### Task statement:
Among the entries, which lines carry the string "dificuldades"? Copy each of them.
-- Start Supplied records --
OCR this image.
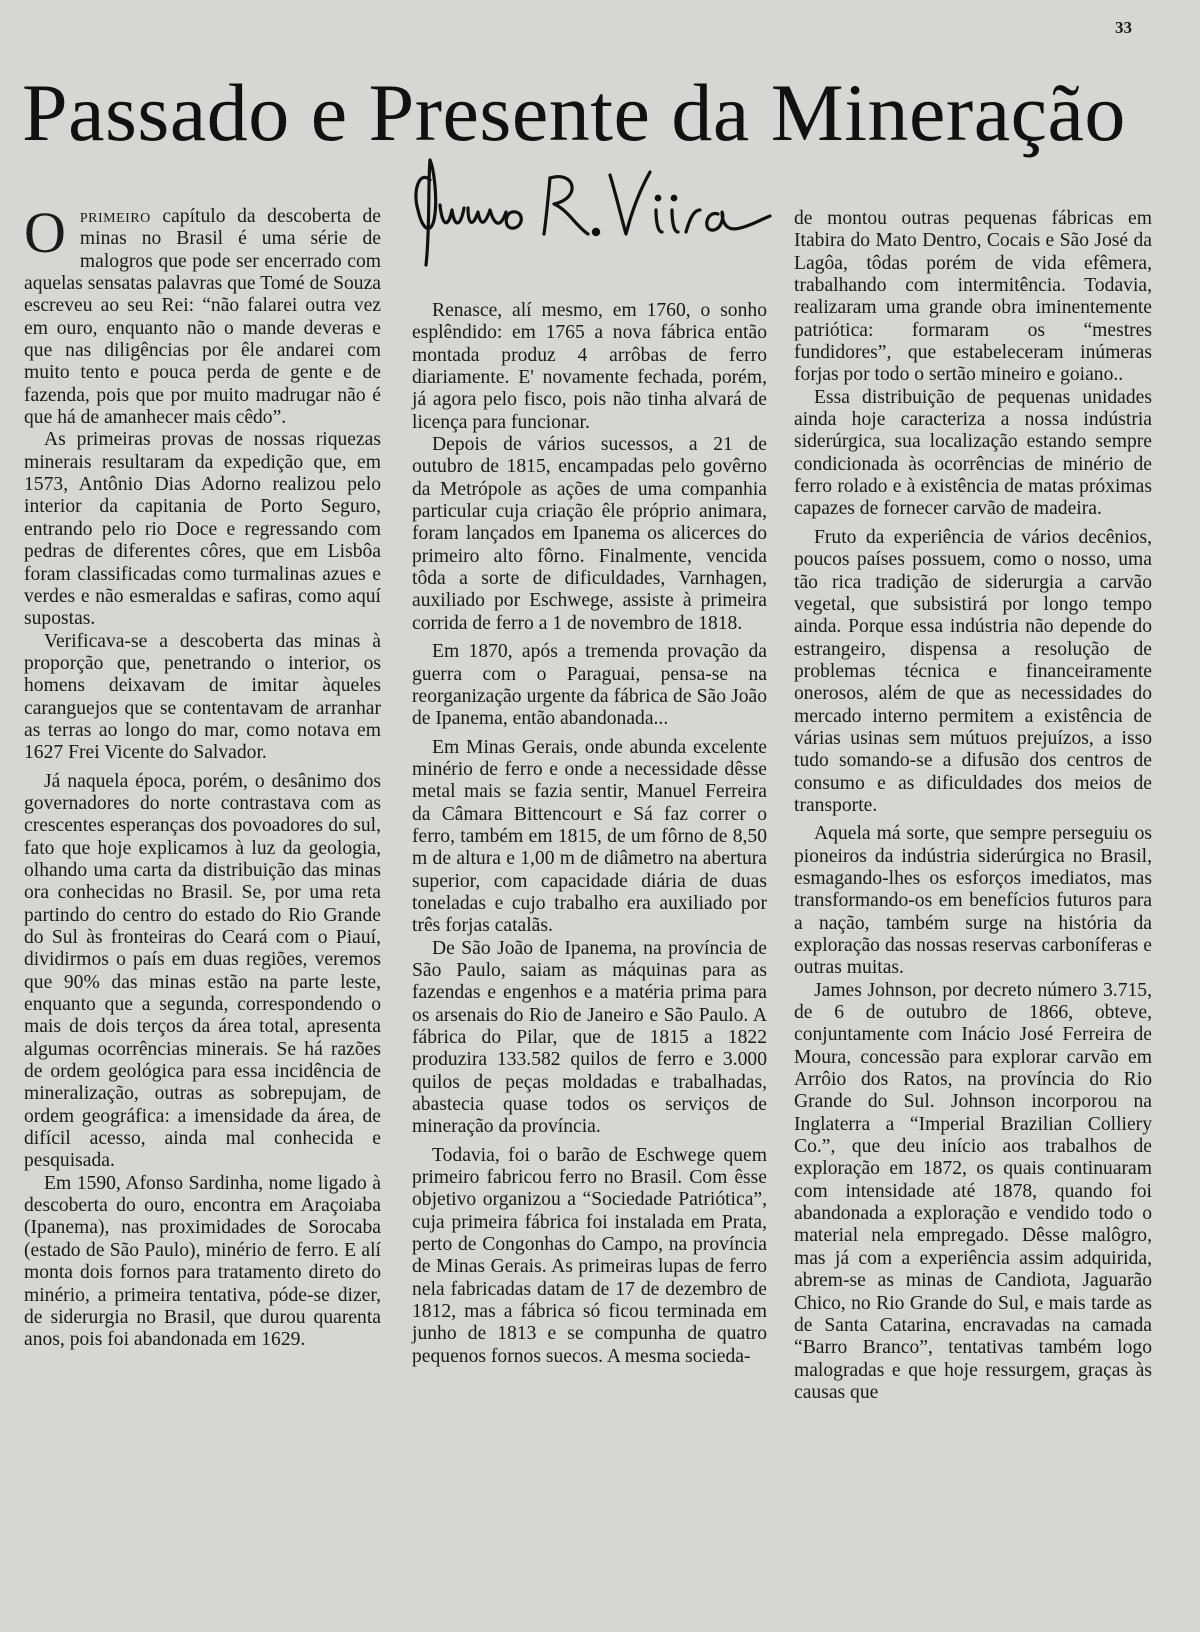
33
Passado e Presente da Mineração

Oprimeiro capítulo da descoberta de minas no Brasil é uma série de malogros que pode ser encerrado com aquelas sensatas palavras que Tomé de Souza escreveu ao seu Rei: “não falarei outra vez em ouro, enquanto não o mande deveras e que nas diligências por êle andarei com muito tento e pouca perda de gente e de fazenda, pois que por muito madrugar não é que há de amanhecer mais cêdo”.

As primeiras provas de nossas riquezas minerais resultaram da expedição que, em 1573, Antônio Dias Adorno realizou pelo interior da capitania de Porto Seguro, entrando pelo rio Doce e regressando com pedras de diferentes côres, que em Lisbôa foram classificadas como turmalinas azues e verdes e não esmeraldas e safiras, como aquí supostas.

Verificava-se a descoberta das minas à proporção que, penetrando o interior, os homens deixavam de imitar àqueles caranguejos que se contentavam de arranhar as terras ao longo do mar, como notava em 1627 Frei Vicente do Salvador.

Já naquela época, porém, o desânimo dos governadores do norte contrastava com as crescentes esperanças dos povoadores do sul, fato que hoje explicamos à luz da geologia, olhando uma carta da distribuição das minas ora conhecidas no Brasil. Se, por uma reta partindo do centro do estado do Rio Grande do Sul às fronteiras do Ceará com o Piauí, dividirmos o país em duas regiões, veremos que 90% das minas estão na parte leste, enquanto que a segunda, correspondendo o mais de dois terços da área total, apresenta algumas ocorrências minerais. Se há razões de ordem geológica para essa incidência de mineralização, outras as sobrepujam, de ordem geográfica: a imensidade da área, de difícil acesso, ainda mal conhecida e pesquisada.

Em 1590, Afonso Sardinha, nome ligado à descoberta do ouro, encontra em Araçoiaba (Ipanema), nas proximidades de Sorocaba (estado de São Paulo), minério de ferro. E alí monta dois fornos para tratamento direto do minério, a primeira tentativa, póde-se dizer, de siderurgia no Brasil, que durou quarenta anos, pois foi abandonada em 1629.

Renasce, alí mesmo, em 1760, o sonho esplêndido: em 1765 a nova fábrica então montada produz 4 arrôbas de ferro diariamente. E' novamente fechada, porém, já agora pelo fisco, pois não tinha alvará de licença para funcionar.

Depois de vários sucessos, a 21 de outubro de 1815, encampadas pelo govêrno da Metrópole as ações de uma companhia particular cuja criação êle próprio animara, foram lançados em Ipanema os alicerces do primeiro alto fôrno. Finalmente, vencida tôda a sorte de dificuldades, Varnhagen, auxiliado por Eschwege, assiste à primeira corrida de ferro a 1 de novembro de 1818.

Em 1870, após a tremenda provação da guerra com o Paraguai, pensa-se na reorganização urgente da fábrica de São João de Ipanema, então abandonada...

Em Minas Gerais, onde abunda excelente minério de ferro e onde a necessidade dêsse metal mais se fazia sentir, Manuel Ferreira da Câmara Bittencourt e Sá faz correr o ferro, também em 1815, de um fôrno de 8,50 m de altura e 1,00 m de diâmetro na abertura superior, com capacidade diária de duas toneladas e cujo trabalho era auxiliado por três forjas catalãs.

De São João de Ipanema, na província de São Paulo, saiam as máquinas para as fazendas e engenhos e a matéria prima para os arsenais do Rio de Janeiro e São Paulo. A fábrica do Pilar, que de 1815 a 1822 produzira 133.582 quilos de ferro e 3.000 quilos de peças moldadas e trabalhadas, abastecia quase todos os serviços de mineração da província.

Todavia, foi o barão de Eschwege quem primeiro fabricou ferro no Brasil. Com êsse objetivo organizou a “Sociedade Patriótica”, cuja primeira fábrica foi instalada em Prata, perto de Congonhas do Campo, na província de Minas Gerais. As primeiras lupas de ferro nela fabricadas datam de 17 de dezembro de 1812, mas a fábrica só ficou terminada em junho de 1813 e se compunha de quatro pequenos fornos suecos. A mesma socieda-

de montou outras pequenas fábricas em Itabira do Mato Dentro, Cocais e São José da Lagôa, tôdas porém de vida efêmera, trabalhando com intermitência. Todavia, realizaram uma grande obra iminentemente patriótica: formaram os “mestres fundidores”, que estabeleceram inúmeras forjas por todo o sertão mineiro e goiano..

Essa distribuição de pequenas unidades ainda hoje caracteriza a nossa indústria siderúrgica, sua localização estando sempre condicionada às ocorrências de minério de ferro rolado e à existência de matas próximas capazes de fornecer carvão de madeira.

Fruto da experiência de vários decênios, poucos países possuem, como o nosso, uma tão rica tradição de siderurgia a carvão vegetal, que subsistirá por longo tempo ainda. Porque essa indústria não depende do estrangeiro, dispensa a resolução de problemas técnica e financeiramente onerosos, além de que as necessidades do mercado interno permitem a existência de várias usinas sem mútuos prejuízos, a isso tudo somando-se a difusão dos centros de consumo e as dificuldades dos meios de transporte.

Aquela má sorte, que sempre perseguiu os pioneiros da indústria siderúrgica no Brasil, esmagando-lhes os esforços imediatos, mas transformando-os em benefícios futuros para a nação, também surge na história da exploração das nossas reservas carboníferas e outras muitas.

James Johnson, por decreto número 3.715, de 6 de outubro de 1866, obteve, conjuntamente com Inácio José Ferreira de Moura, concessão para explorar carvão em Arrôio dos Ratos, na província do Rio Grande do Sul. Johnson incorporou na Inglaterra a “Imperial Brazilian Colliery Co.”, que deu início aos trabalhos de exploração em 1872, os quais continuaram com intensidade até 1878, quando foi abandonada a exploração e vendido todo o material nela empregado. Dêsse malôgro, mas já com a experiência assim adquirida, abrem-se as minas de Candiota, Jaguarão Chico, no Rio Grande do Sul, e mais tarde as de Santa Catarina, encravadas na camada “Barro Branco”, tentativas também logo malogradas e que hoje ressurgem, graças às causas que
-- End Supplied records --
### Written answer:
Depois de vários sucessos, a 21 de outubro de 1815, encampadas pelo govêrno da Metrópole as ações de uma companhia particular cuja criação êle próprio animara, foram lançados em Ipanema os alicerces do primeiro alto fôrno. Finalmente, vencida tôda a sorte de dificuldades, Varnhagen, auxiliado por Eschwege, assiste à primeira corrida de ferro a 1 de novembro de 1818.
Fruto da experiência de vários decênios, poucos países possuem, como o nosso, uma tão rica tradição de siderurgia a carvão vegetal, que subsistirá por longo tempo ainda. Porque essa indústria não depende do estrangeiro, dispensa a resolução de problemas técnica e financeiramente onerosos, além de que as necessidades do mercado interno permitem a existência de várias usinas sem mútuos prejuízos, a isso tudo somando-se a difusão dos centros de consumo e as dificuldades dos meios de transporte.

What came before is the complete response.